Without the images, write out all of the following entries exactly.

[EXTRACTED DATA start]

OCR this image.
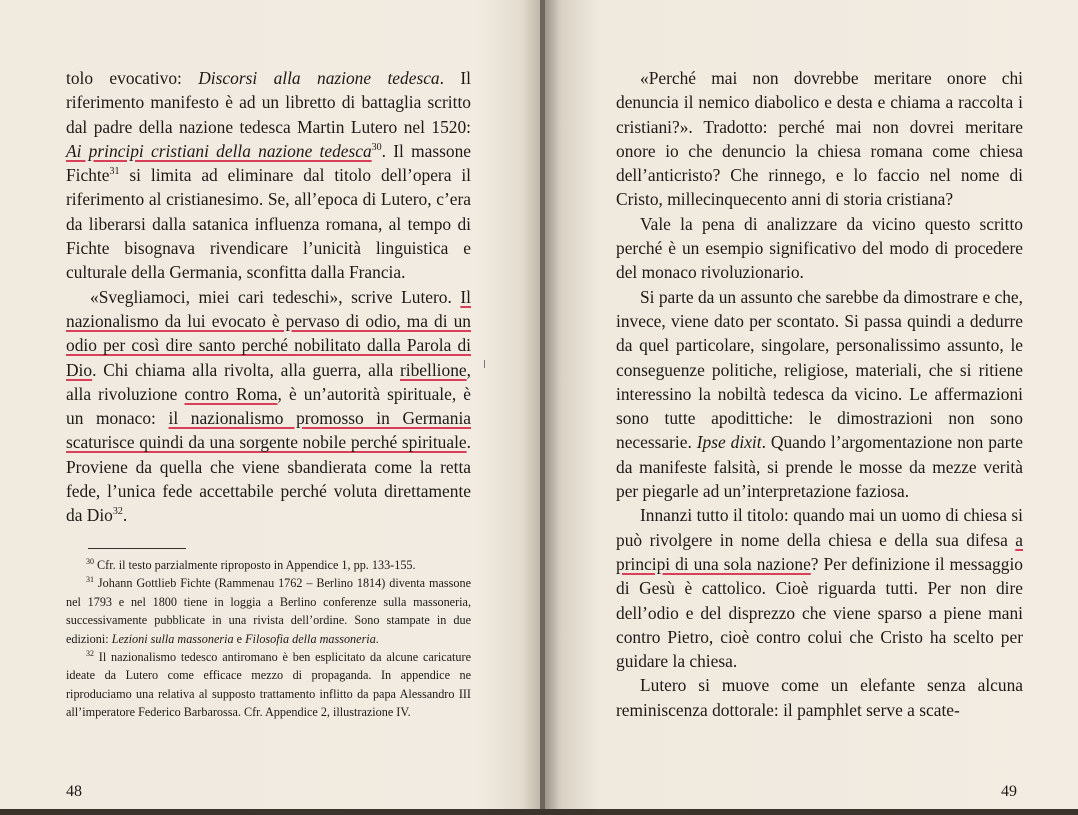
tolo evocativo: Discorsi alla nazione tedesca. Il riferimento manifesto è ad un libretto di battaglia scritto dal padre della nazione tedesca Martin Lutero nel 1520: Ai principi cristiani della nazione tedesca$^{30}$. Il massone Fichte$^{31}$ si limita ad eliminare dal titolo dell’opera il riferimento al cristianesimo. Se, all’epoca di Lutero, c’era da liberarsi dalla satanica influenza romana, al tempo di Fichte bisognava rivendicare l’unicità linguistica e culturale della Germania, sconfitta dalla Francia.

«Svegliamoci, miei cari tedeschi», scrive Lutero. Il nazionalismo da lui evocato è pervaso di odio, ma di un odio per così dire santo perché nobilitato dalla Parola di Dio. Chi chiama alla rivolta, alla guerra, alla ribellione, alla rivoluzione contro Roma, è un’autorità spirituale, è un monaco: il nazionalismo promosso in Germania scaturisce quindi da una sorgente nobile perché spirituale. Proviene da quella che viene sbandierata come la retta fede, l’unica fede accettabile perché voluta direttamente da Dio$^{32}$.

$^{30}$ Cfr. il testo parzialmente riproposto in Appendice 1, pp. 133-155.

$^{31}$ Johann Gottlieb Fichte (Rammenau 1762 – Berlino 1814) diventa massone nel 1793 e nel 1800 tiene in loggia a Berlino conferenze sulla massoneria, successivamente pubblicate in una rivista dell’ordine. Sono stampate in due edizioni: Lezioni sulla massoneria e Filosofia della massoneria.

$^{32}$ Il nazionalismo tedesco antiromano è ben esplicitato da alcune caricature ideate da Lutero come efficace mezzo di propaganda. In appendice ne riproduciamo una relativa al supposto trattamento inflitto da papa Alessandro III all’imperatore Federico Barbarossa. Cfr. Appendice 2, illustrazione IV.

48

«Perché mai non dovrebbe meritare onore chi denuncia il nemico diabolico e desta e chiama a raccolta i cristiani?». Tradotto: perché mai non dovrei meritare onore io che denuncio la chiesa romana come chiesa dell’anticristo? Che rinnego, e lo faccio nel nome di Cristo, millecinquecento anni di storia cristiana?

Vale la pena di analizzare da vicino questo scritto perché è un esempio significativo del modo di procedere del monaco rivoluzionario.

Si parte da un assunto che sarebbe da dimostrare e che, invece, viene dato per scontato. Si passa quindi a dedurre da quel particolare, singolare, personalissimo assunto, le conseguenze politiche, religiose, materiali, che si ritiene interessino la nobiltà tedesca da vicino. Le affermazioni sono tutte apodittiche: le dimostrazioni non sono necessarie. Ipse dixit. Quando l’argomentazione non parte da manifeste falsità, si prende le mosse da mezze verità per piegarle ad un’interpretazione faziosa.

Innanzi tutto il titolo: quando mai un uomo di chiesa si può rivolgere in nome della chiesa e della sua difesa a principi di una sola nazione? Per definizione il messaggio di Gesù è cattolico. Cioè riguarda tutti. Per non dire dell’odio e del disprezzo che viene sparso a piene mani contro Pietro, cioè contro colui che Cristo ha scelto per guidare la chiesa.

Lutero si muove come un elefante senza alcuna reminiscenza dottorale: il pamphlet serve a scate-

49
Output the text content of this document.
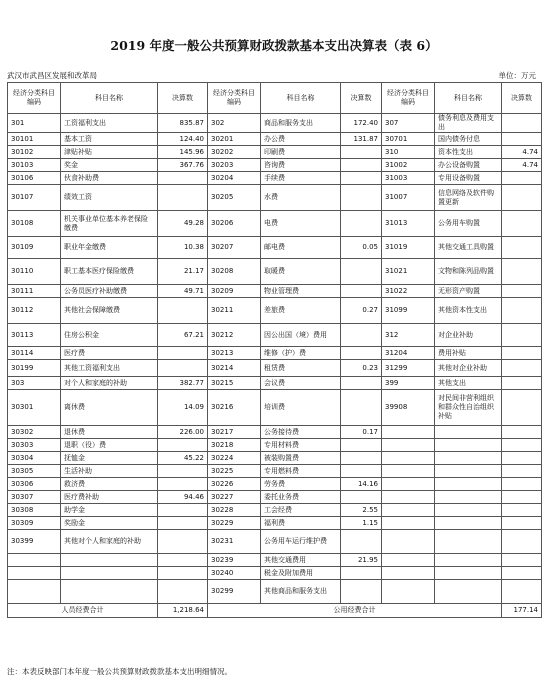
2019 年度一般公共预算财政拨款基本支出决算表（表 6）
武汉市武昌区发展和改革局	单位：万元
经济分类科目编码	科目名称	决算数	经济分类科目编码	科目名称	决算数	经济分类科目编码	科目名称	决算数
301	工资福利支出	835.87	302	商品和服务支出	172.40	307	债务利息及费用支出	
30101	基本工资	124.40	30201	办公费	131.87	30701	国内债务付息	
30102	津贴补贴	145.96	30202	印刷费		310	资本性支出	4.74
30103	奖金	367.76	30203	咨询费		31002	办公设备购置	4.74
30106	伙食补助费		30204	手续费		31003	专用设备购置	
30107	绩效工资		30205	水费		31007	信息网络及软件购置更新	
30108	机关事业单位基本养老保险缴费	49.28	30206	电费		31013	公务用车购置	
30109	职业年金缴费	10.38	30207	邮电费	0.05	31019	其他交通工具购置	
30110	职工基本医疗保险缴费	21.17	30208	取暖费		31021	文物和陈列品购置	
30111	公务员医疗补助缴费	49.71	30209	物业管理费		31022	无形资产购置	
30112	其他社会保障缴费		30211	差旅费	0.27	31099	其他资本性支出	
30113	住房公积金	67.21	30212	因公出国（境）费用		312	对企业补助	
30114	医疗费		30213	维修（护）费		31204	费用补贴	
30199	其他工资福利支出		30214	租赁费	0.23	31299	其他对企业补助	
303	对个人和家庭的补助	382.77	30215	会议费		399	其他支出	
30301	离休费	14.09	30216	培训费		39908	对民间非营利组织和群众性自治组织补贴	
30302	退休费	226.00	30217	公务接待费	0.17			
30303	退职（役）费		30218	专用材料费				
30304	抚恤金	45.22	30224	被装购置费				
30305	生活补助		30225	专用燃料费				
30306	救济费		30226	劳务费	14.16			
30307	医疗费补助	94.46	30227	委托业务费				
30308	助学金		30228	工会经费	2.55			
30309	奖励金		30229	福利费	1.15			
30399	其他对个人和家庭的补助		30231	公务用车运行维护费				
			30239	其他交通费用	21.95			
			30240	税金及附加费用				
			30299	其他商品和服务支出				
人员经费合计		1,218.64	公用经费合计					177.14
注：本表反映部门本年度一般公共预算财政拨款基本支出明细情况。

[EXTRACTED DATA end]

* TASK OUTPUT *
OCR this image.
tolo evocativo: Discorsi alla nazione tedesca. Il riferimento manifesto è ad un libretto di battaglia scritto dal padre della nazione tedesca Martin Lutero nel 1520: Ai principi cristiani della nazione tedesca$^{30}$. Il massone Fichte$^{31}$ si limita ad eliminare dal titolo dell’opera il riferimento al cristianesimo. Se, all’epoca di Lutero, c’era da liberarsi dalla satanica influenza romana, al tempo di Fichte bisognava rivendicare l’unicità linguistica e culturale della Germania, sconfitta dalla Francia.

«Svegliamoci, miei cari tedeschi», scrive Lutero. Il nazionalismo da lui evocato è pervaso di odio, ma di un odio per così dire santo perché nobilitato dalla Parola di Dio. Chi chiama alla rivolta, alla guerra, alla ribellione, alla rivoluzione contro Roma, è un’autorità spirituale, è un monaco: il nazionalismo promosso in Germania scaturisce quindi da una sorgente nobile perché spirituale. Proviene da quella che viene sbandierata come la retta fede, l’unica fede accettabile perché voluta direttamente da Dio$^{32}$.

$^{30}$ Cfr. il testo parzialmente riproposto in Appendice 1, pp. 133-155.

$^{31}$ Johann Gottlieb Fichte (Rammenau 1762 – Berlino 1814) diventa massone nel 1793 e nel 1800 tiene in loggia a Berlino conferenze sulla massoneria, successivamente pubblicate in una rivista dell’ordine. Sono stampate in due edizioni: Lezioni sulla massoneria e Filosofia della massoneria.

$^{32}$ Il nazionalismo tedesco antiromano è ben esplicitato da alcune caricature ideate da Lutero come efficace mezzo di propaganda. In appendice ne riproduciamo una relativa al supposto trattamento inflitto da papa Alessandro III all’imperatore Federico Barbarossa. Cfr. Appendice 2, illustrazione IV.

48

«Perché mai non dovrebbe meritare onore chi denuncia il nemico diabolico e desta e chiama a raccolta i cristiani?». Tradotto: perché mai non dovrei meritare onore io che denuncio la chiesa romana come chiesa dell’anticristo? Che rinnego, e lo faccio nel nome di Cristo, millecinquecento anni di storia cristiana?

Vale la pena di analizzare da vicino questo scritto perché è un esempio significativo del modo di procedere del monaco rivoluzionario.

Si parte da un assunto che sarebbe da dimostrare e che, invece, viene dato per scontato. Si passa quindi a dedurre da quel particolare, singolare, personalissimo assunto, le conseguenze politiche, religiose, materiali, che si ritiene interessino la nobiltà tedesca da vicino. Le affermazioni sono tutte apodittiche: le dimostrazioni non sono necessarie. Ipse dixit. Quando l’argomentazione non parte da manifeste falsità, si prende le mosse da mezze verità per piegarle ad un’interpretazione faziosa.

Innanzi tutto il titolo: quando mai un uomo di chiesa si può rivolgere in nome della chiesa e della sua difesa a principi di una sola nazione? Per definizione il messaggio di Gesù è cattolico. Cioè riguarda tutti. Per non dire dell’odio e del disprezzo che viene sparso a piene mani contro Pietro, cioè contro colui che Cristo ha scelto per guidare la chiesa.

Lutero si muove come un elefante senza alcuna reminiscenza dottorale: il pamphlet serve a scate-

49
Output the text content of this document.
2019 年度一般公共预算财政拨款基本支出决算表（表 6）
武汉市武昌区发展和改革局	单位：万元
经济分类科目编码	科目名称	决算数	经济分类科目编码	科目名称	决算数	经济分类科目编码	科目名称	决算数
301	工资福利支出	835.87	302	商品和服务支出	172.40	307	债务利息及费用支出	
30101	基本工资	124.40	30201	办公费	131.87	30701	国内债务付息	
30102	津贴补贴	145.96	30202	印刷费		310	资本性支出	4.74
30103	奖金	367.76	30203	咨询费		31002	办公设备购置	4.74
30106	伙食补助费		30204	手续费		31003	专用设备购置	
30107	绩效工资		30205	水费		31007	信息网络及软件购置更新	
30108	机关事业单位基本养老保险缴费	49.28	30206	电费		31013	公务用车购置	
30109	职业年金缴费	10.38	30207	邮电费	0.05	31019	其他交通工具购置	
30110	职工基本医疗保险缴费	21.17	30208	取暖费		31021	文物和陈列品购置	
30111	公务员医疗补助缴费	49.71	30209	物业管理费		31022	无形资产购置	
30112	其他社会保障缴费		30211	差旅费	0.27	31099	其他资本性支出	
30113	住房公积金	67.21	30212	因公出国（境）费用		312	对企业补助	
30114	医疗费		30213	维修（护）费		31204	费用补贴	
30199	其他工资福利支出		30214	租赁费	0.23	31299	其他对企业补助	
303	对个人和家庭的补助	382.77	30215	会议费		399	其他支出	
30301	离休费	14.09	30216	培训费		39908	对民间非营利组织和群众性自治组织补贴	
30302	退休费	226.00	30217	公务接待费	0.17			
30303	退职（役）费		30218	专用材料费				
30304	抚恤金	45.22	30224	被装购置费				
30305	生活补助		30225	专用燃料费				
30306	救济费		30226	劳务费	14.16			
30307	医疗费补助	94.46	30227	委托业务费				
30308	助学金		30228	工会经费	2.55			
30309	奖励金		30229	福利费	1.15			
30399	其他对个人和家庭的补助		30231	公务用车运行维护费				
			30239	其他交通费用	21.95			
			30240	税金及附加费用				
			30299	其他商品和服务支出				
人员经费合计		1,218.64	公用经费合计					177.14
注：本表反映部门本年度一般公共预算财政拨款基本支出明细情况。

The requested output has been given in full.